◆ Goal ◆
Look for "هشيم" in the listing below. Gather each line that contains it.

◆ Extracted entries ◆
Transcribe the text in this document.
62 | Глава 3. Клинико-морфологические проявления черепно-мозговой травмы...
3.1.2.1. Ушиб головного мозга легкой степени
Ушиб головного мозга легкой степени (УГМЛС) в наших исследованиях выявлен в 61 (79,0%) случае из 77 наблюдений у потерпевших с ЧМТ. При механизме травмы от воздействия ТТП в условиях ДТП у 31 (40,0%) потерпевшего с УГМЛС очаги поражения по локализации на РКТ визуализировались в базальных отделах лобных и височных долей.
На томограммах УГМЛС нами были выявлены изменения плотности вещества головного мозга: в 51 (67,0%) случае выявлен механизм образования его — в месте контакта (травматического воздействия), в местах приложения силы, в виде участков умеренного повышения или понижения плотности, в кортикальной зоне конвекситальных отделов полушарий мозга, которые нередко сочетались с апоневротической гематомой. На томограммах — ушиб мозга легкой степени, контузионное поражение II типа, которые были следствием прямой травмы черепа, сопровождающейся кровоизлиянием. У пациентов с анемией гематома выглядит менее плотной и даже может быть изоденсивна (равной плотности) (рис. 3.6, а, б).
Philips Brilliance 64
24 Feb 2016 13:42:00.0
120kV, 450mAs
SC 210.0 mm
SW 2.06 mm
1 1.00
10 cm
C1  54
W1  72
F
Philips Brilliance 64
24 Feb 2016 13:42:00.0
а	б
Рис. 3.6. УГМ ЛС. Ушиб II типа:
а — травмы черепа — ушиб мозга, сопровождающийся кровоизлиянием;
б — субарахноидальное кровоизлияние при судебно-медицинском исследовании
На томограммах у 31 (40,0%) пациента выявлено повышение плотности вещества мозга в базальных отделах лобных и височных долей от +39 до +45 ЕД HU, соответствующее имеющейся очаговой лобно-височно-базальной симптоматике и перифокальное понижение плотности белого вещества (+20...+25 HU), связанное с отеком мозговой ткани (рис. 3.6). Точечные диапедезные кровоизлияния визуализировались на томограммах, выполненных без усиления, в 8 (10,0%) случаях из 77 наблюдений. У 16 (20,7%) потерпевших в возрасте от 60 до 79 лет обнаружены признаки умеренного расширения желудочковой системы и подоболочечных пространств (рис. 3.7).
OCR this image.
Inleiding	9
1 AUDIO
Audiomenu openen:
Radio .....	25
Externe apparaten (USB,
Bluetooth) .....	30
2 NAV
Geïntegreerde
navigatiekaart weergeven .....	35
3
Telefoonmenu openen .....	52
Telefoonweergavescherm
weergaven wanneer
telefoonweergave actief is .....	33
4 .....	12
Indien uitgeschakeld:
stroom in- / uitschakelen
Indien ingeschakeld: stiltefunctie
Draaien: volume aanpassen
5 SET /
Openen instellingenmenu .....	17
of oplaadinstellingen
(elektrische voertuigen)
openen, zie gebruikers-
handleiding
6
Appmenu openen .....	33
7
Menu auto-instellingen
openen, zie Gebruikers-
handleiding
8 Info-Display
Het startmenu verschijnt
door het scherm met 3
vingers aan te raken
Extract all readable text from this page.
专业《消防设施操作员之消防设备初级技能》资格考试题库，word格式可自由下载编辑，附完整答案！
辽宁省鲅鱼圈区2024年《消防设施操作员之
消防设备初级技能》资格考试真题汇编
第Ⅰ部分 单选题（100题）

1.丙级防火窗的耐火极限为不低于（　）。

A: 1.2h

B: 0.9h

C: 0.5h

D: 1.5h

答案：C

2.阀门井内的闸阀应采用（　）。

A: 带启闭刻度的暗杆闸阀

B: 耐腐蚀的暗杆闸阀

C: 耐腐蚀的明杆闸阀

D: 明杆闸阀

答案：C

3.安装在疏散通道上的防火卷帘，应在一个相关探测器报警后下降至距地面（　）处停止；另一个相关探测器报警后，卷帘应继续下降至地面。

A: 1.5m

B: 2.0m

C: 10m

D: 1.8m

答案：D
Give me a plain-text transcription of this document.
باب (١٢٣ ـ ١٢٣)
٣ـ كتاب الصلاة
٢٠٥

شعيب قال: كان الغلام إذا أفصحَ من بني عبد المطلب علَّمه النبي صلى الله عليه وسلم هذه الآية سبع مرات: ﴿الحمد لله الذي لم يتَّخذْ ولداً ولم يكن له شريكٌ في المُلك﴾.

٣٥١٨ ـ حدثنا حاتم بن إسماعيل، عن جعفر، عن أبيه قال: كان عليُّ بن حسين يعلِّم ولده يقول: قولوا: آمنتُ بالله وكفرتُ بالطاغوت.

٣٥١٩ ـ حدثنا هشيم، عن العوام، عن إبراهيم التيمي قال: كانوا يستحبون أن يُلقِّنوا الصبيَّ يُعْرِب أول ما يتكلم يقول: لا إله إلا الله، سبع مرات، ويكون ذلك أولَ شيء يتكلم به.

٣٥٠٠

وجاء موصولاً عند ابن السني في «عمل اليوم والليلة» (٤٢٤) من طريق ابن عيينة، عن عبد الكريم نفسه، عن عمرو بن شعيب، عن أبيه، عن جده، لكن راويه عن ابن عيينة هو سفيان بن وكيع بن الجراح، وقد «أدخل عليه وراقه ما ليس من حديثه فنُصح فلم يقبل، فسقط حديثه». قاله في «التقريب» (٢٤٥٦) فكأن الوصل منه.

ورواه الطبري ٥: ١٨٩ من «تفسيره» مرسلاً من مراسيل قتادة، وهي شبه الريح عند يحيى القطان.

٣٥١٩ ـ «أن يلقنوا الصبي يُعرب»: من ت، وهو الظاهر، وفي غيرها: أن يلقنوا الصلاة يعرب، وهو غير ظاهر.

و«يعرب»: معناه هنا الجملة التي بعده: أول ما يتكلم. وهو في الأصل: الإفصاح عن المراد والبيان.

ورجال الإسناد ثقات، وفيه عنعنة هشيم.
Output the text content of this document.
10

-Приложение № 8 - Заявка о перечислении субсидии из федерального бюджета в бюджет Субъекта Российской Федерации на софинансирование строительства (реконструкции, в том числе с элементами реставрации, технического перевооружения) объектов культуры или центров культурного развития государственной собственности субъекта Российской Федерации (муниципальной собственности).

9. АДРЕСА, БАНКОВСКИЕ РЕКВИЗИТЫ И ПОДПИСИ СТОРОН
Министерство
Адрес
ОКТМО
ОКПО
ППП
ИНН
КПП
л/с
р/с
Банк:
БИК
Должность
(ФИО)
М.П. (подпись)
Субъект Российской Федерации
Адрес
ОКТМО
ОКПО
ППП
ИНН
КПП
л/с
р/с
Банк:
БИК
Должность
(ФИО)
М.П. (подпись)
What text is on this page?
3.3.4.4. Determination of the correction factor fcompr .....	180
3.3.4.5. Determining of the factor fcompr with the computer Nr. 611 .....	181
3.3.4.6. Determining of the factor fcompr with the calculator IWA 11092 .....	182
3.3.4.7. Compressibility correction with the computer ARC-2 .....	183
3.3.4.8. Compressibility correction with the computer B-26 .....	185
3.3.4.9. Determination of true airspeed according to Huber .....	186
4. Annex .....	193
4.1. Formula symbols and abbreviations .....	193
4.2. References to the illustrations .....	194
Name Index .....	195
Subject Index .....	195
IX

◆ Solved exercise ◆
٣٥١٩ ـ حدثنا هشيم، عن العوام، عن إبراهيم التيمي قال: كانوا يستحبون أن يُلقِّنوا الصبيَّ يُعْرِب أول ما يتكلم يقول: لا إله إلا الله، سبع مرات، ويكون ذلك أولَ شيء يتكلم به.
ورجال الإسناد ثقات، وفيه عنعنة هشيم.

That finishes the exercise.